• **What is needed**:
Retype all of the data. Every line must match exactly.

• **Material for the task**:
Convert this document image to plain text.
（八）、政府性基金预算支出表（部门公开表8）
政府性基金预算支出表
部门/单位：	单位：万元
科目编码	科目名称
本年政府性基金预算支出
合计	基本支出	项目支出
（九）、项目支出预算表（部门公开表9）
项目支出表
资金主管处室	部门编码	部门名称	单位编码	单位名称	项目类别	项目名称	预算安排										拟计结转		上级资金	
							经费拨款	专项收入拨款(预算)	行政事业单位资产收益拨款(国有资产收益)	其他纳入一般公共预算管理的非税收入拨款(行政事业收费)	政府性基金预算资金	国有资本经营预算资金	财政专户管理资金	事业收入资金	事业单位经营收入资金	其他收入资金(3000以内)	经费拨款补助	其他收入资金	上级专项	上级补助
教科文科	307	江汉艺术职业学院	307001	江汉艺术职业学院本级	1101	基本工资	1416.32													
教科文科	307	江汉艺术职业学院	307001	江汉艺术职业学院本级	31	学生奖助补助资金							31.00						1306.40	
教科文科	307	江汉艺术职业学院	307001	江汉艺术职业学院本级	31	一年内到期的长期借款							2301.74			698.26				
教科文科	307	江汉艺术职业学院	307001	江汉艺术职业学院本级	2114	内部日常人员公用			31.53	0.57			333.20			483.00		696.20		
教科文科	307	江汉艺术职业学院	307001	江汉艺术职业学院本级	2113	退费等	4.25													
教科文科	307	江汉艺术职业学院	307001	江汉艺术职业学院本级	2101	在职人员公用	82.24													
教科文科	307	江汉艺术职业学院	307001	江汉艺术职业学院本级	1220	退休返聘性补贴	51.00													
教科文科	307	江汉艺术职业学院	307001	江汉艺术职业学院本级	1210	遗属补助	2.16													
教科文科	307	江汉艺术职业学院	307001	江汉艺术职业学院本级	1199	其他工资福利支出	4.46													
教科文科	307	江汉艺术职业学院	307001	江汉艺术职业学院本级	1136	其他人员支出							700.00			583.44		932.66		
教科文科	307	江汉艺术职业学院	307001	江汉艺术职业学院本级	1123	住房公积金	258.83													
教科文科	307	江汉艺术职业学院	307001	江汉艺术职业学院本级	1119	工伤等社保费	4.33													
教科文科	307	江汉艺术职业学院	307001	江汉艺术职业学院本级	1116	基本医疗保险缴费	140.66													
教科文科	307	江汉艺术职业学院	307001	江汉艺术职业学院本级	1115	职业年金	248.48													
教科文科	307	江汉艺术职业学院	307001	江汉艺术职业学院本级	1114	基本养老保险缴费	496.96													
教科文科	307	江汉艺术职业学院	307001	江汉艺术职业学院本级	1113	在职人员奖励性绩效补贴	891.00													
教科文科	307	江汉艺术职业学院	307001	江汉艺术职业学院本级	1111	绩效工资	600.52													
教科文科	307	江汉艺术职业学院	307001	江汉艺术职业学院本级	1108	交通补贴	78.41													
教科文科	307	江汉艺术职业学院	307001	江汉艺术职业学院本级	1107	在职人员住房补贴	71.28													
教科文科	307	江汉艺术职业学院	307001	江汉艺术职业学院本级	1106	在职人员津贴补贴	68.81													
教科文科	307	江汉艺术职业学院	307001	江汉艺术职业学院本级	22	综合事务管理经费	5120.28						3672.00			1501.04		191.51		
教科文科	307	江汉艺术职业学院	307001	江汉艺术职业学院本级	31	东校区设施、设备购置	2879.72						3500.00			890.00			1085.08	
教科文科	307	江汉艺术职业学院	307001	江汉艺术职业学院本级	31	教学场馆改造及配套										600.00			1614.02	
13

• **Worked solution**:
Convert this document image to plain text.
（八）、政府性基金预算支出表（部门公开表8）
政府性基金预算支出表
部门/单位：	单位：万元
科目编码	科目名称
本年政府性基金预算支出
合计	基本支出	项目支出
（九）、项目支出预算表（部门公开表9）
项目支出表
资金主管处室	部门编码	部门名称	单位编码	单位名称	项目类别	项目名称	预算安排										拟计结转		上级资金	
							经费拨款	专项收入拨款(预算)	行政事业单位资产收益拨款(国有资产收益)	其他纳入一般公共预算管理的非税收入拨款(行政事业收费)	政府性基金预算资金	国有资本经营预算资金	财政专户管理资金	事业收入资金	事业单位经营收入资金	其他收入资金(3000以内)	经费拨款补助	其他收入资金	上级专项	上级补助
教科文科	307	江汉艺术职业学院	307001	江汉艺术职业学院本级	1101	基本工资	1416.32													
教科文科	307	江汉艺术职业学院	307001	江汉艺术职业学院本级	31	学生奖助补助资金							31.00						1306.40	
教科文科	307	江汉艺术职业学院	307001	江汉艺术职业学院本级	31	一年内到期的长期借款							2301.74			698.26				
教科文科	307	江汉艺术职业学院	307001	江汉艺术职业学院本级	2114	内部日常人员公用			31.53	0.57			333.20			483.00		696.20		
教科文科	307	江汉艺术职业学院	307001	江汉艺术职业学院本级	2113	退费等	4.25													
教科文科	307	江汉艺术职业学院	307001	江汉艺术职业学院本级	2101	在职人员公用	82.24													
教科文科	307	江汉艺术职业学院	307001	江汉艺术职业学院本级	1220	退休返聘性补贴	51.00													
教科文科	307	江汉艺术职业学院	307001	江汉艺术职业学院本级	1210	遗属补助	2.16													
教科文科	307	江汉艺术职业学院	307001	江汉艺术职业学院本级	1199	其他工资福利支出	4.46													
教科文科	307	江汉艺术职业学院	307001	江汉艺术职业学院本级	1136	其他人员支出							700.00			583.44		932.66		
教科文科	307	江汉艺术职业学院	307001	江汉艺术职业学院本级	1123	住房公积金	258.83													
教科文科	307	江汉艺术职业学院	307001	江汉艺术职业学院本级	1119	工伤等社保费	4.33													
教科文科	307	江汉艺术职业学院	307001	江汉艺术职业学院本级	1116	基本医疗保险缴费	140.66													
教科文科	307	江汉艺术职业学院	307001	江汉艺术职业学院本级	1115	职业年金	248.48													
教科文科	307	江汉艺术职业学院	307001	江汉艺术职业学院本级	1114	基本养老保险缴费	496.96													
教科文科	307	江汉艺术职业学院	307001	江汉艺术职业学院本级	1113	在职人员奖励性绩效补贴	891.00													
教科文科	307	江汉艺术职业学院	307001	江汉艺术职业学院本级	1111	绩效工资	600.52													
教科文科	307	江汉艺术职业学院	307001	江汉艺术职业学院本级	1108	交通补贴	78.41													
教科文科	307	江汉艺术职业学院	307001	江汉艺术职业学院本级	1107	在职人员住房补贴	71.28													
教科文科	307	江汉艺术职业学院	307001	江汉艺术职业学院本级	1106	在职人员津贴补贴	68.81													
教科文科	307	江汉艺术职业学院	307001	江汉艺术职业学院本级	22	综合事务管理经费	5120.28						3672.00			1501.04		191.51		
教科文科	307	江汉艺术职业学院	307001	江汉艺术职业学院本级	31	东校区设施、设备购置	2879.72						3500.00			890.00			1085.08	
教科文科	307	江汉艺术职业学院	307001	江汉艺术职业学院本级	31	教学场馆改造及配套										600.00			1614.02	
13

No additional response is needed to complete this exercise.